> [GIVEN INSTRUCTION]:
Show every line of the records below that contains the word "taxes".

> [Rows from a dataset]:
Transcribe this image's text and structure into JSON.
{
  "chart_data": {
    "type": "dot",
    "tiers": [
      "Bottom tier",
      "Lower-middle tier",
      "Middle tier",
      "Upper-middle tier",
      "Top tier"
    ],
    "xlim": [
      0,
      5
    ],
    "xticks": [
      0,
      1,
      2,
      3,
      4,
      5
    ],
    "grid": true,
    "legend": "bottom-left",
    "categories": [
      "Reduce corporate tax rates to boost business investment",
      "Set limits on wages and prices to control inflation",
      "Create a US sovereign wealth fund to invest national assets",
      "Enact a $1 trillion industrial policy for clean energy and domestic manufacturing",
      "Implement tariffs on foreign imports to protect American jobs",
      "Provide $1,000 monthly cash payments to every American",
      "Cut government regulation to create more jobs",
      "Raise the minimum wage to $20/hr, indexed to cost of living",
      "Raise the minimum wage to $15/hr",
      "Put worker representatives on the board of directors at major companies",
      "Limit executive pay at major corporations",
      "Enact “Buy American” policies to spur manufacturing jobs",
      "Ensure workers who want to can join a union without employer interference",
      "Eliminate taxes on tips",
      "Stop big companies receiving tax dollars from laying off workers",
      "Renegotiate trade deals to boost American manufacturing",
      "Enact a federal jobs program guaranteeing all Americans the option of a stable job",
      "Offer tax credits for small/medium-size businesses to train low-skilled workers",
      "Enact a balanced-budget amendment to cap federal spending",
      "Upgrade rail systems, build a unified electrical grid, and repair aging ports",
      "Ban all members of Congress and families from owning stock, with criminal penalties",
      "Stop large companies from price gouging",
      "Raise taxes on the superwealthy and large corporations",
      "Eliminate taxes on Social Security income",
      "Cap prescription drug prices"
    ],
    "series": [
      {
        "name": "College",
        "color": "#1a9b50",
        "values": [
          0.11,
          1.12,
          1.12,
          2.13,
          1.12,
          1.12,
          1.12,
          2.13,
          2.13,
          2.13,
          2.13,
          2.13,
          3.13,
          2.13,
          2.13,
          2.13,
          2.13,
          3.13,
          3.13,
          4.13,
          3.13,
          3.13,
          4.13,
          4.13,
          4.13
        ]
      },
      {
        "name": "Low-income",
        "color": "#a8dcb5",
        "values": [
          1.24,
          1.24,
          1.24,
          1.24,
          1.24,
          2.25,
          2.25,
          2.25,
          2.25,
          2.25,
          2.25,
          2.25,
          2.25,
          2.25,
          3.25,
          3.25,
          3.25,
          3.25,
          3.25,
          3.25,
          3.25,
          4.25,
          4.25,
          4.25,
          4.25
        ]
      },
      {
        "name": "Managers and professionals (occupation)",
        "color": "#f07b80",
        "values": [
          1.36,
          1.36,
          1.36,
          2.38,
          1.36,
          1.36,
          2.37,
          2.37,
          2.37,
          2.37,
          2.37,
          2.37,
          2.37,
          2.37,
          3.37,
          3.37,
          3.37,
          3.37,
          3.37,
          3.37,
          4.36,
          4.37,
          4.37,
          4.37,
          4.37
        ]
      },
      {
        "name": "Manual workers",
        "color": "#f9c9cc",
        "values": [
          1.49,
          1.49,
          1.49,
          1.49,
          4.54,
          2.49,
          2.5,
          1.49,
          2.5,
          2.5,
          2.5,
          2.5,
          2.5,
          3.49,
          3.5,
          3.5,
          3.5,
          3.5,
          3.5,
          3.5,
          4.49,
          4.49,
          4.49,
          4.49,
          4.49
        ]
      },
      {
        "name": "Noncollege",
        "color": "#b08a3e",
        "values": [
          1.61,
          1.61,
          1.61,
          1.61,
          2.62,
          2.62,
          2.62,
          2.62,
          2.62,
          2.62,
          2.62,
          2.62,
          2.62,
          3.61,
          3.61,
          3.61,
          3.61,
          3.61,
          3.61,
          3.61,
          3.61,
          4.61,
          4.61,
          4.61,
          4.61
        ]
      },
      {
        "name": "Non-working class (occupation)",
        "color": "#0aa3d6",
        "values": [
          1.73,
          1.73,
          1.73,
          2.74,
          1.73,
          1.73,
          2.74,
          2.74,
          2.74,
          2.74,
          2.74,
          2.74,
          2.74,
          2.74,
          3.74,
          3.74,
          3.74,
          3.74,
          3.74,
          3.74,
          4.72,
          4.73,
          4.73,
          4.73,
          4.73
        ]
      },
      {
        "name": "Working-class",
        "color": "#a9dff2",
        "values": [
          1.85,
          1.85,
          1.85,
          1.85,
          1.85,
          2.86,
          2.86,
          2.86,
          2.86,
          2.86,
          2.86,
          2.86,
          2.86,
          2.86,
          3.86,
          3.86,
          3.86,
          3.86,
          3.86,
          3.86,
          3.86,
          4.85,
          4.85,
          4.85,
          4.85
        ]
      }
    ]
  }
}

> [OUTPUT OF THE TASK]:
      "Eliminate taxes on tips",
      "Raise taxes on the superwealthy and large corporations",
      "Eliminate taxes on Social Security income",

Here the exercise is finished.